→ Problem description: Please write out the material below exactly as given.

→ Raw records:

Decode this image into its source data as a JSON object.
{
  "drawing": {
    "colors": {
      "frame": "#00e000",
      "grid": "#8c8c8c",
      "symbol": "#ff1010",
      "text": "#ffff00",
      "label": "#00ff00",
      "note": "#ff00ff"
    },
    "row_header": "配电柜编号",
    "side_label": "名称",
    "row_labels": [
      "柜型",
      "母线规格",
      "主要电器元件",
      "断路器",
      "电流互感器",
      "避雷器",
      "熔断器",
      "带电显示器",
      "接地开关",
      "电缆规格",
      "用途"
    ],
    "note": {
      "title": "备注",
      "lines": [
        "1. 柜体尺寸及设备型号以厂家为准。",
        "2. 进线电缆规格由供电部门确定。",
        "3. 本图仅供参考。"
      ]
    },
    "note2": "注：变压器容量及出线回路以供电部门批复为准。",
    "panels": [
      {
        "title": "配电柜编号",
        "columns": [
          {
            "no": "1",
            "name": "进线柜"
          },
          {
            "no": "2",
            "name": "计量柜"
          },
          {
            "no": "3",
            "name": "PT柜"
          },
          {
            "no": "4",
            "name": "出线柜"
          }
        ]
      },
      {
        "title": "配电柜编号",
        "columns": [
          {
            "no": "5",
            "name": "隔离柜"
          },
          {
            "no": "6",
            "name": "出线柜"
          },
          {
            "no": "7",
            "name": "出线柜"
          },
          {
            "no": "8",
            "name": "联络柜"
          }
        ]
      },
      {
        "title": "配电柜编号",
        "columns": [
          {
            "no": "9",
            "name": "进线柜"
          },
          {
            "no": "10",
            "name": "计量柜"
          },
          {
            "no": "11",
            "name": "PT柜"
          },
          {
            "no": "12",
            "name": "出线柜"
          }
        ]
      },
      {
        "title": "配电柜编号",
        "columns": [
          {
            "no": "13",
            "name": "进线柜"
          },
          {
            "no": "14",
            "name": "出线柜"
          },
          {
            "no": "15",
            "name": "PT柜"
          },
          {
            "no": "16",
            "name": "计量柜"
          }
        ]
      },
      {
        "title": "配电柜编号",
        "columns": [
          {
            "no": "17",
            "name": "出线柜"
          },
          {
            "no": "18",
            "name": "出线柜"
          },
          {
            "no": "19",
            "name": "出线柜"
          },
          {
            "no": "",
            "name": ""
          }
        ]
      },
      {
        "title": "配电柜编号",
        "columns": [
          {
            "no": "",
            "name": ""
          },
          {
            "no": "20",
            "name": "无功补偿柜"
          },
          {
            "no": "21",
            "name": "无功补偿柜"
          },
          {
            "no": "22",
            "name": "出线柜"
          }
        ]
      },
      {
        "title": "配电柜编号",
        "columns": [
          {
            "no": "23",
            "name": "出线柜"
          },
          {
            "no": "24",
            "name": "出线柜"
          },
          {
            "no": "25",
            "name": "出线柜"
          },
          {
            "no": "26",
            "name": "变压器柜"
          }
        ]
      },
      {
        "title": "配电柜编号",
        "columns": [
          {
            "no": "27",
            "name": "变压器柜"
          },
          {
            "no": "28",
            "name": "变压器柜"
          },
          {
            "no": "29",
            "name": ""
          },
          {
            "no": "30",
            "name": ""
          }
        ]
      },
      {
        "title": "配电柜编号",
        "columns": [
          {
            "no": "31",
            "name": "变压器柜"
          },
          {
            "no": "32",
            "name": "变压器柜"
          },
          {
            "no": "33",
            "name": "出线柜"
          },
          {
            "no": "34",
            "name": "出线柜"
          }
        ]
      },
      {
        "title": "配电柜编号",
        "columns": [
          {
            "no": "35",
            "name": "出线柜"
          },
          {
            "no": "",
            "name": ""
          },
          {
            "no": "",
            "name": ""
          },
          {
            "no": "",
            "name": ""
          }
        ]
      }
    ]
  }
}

→ Written answer:
Decode this image into its source data as a JSON object.
{
  "drawing": {
    "colors": {
      "frame": "#00e000",
      "grid": "#8c8c8c",
      "symbol": "#ff1010",
      "text": "#ffff00",
      "label": "#00ff00",
      "note": "#ff00ff"
    },
    "row_header": "配电柜编号",
    "side_label": "名称",
    "row_labels": [
      "柜型",
      "母线规格",
      "主要电器元件",
      "断路器",
      "电流互感器",
      "避雷器",
      "熔断器",
      "带电显示器",
      "接地开关",
      "电缆规格",
      "用途"
    ],
    "note": {
      "title": "备注",
      "lines": [
        "1. 柜体尺寸及设备型号以厂家为准。",
        "2. 进线电缆规格由供电部门确定。",
        "3. 本图仅供参考。"
      ]
    },
    "note2": "注：变压器容量及出线回路以供电部门批复为准。",
    "panels": [
      {
        "title": "配电柜编号",
        "columns": [
          {
            "no": "1",
            "name": "进线柜"
          },
          {
            "no": "2",
            "name": "计量柜"
          },
          {
            "no": "3",
            "name": "PT柜"
          },
          {
            "no": "4",
            "name": "出线柜"
          }
        ]
      },
      {
        "title": "配电柜编号",
        "columns": [
          {
            "no": "5",
            "name": "隔离柜"
          },
          {
            "no": "6",
            "name": "出线柜"
          },
          {
            "no": "7",
            "name": "出线柜"
          },
          {
            "no": "8",
            "name": "联络柜"
          }
        ]
      },
      {
        "title": "配电柜编号",
        "columns": [
          {
            "no": "9",
            "name": "进线柜"
          },
          {
            "no": "10",
            "name": "计量柜"
          },
          {
            "no": "11",
            "name": "PT柜"
          },
          {
            "no": "12",
            "name": "出线柜"
          }
        ]
      },
      {
        "title": "配电柜编号",
        "columns": [
          {
            "no": "13",
            "name": "进线柜"
          },
          {
            "no": "14",
            "name": "出线柜"
          },
          {
            "no": "15",
            "name": "PT柜"
          },
          {
            "no": "16",
            "name": "计量柜"
          }
        ]
      },
      {
        "title": "配电柜编号",
        "columns": [
          {
            "no": "17",
            "name": "出线柜"
          },
          {
            "no": "18",
            "name": "出线柜"
          },
          {
            "no": "19",
            "name": "出线柜"
          },
          {
            "no": "",
            "name": ""
          }
        ]
      },
      {
        "title": "配电柜编号",
        "columns": [
          {
            "no": "",
            "name": ""
          },
          {
            "no": "20",
            "name": "无功补偿柜"
          },
          {
            "no": "21",
            "name": "无功补偿柜"
          },
          {
            "no": "22",
            "name": "出线柜"
          }
        ]
      },
      {
        "title": "配电柜编号",
        "columns": [
          {
            "no": "23",
            "name": "出线柜"
          },
          {
            "no": "24",
            "name": "出线柜"
          },
          {
            "no": "25",
            "name": "出线柜"
          },
          {
            "no": "26",
            "name": "变压器柜"
          }
        ]
      },
      {
        "title": "配电柜编号",
        "columns": [
          {
            "no": "27",
            "name": "变压器柜"
          },
          {
            "no": "28",
            "name": "变压器柜"
          },
          {
            "no": "29",
            "name": ""
          },
          {
            "no": "30",
            "name": ""
          }
        ]
      },
      {
        "title": "配电柜编号",
        "columns": [
          {
            "no": "31",
            "name": "变压器柜"
          },
          {
            "no": "32",
            "name": "变压器柜"
          },
          {
            "no": "33",
            "name": "出线柜"
          },
          {
            "no": "34",
            "name": "出线柜"
          }
        ]
      },
      {
        "title": "配电柜编号",
        "columns": [
          {
            "no": "35",
            "name": "出线柜"
          },
          {
            "no": "",
            "name": ""
          },
          {
            "no": "",
            "name": ""
          },
          {
            "no": "",
            "name": ""
          }
        ]
      }
    ]
  }
}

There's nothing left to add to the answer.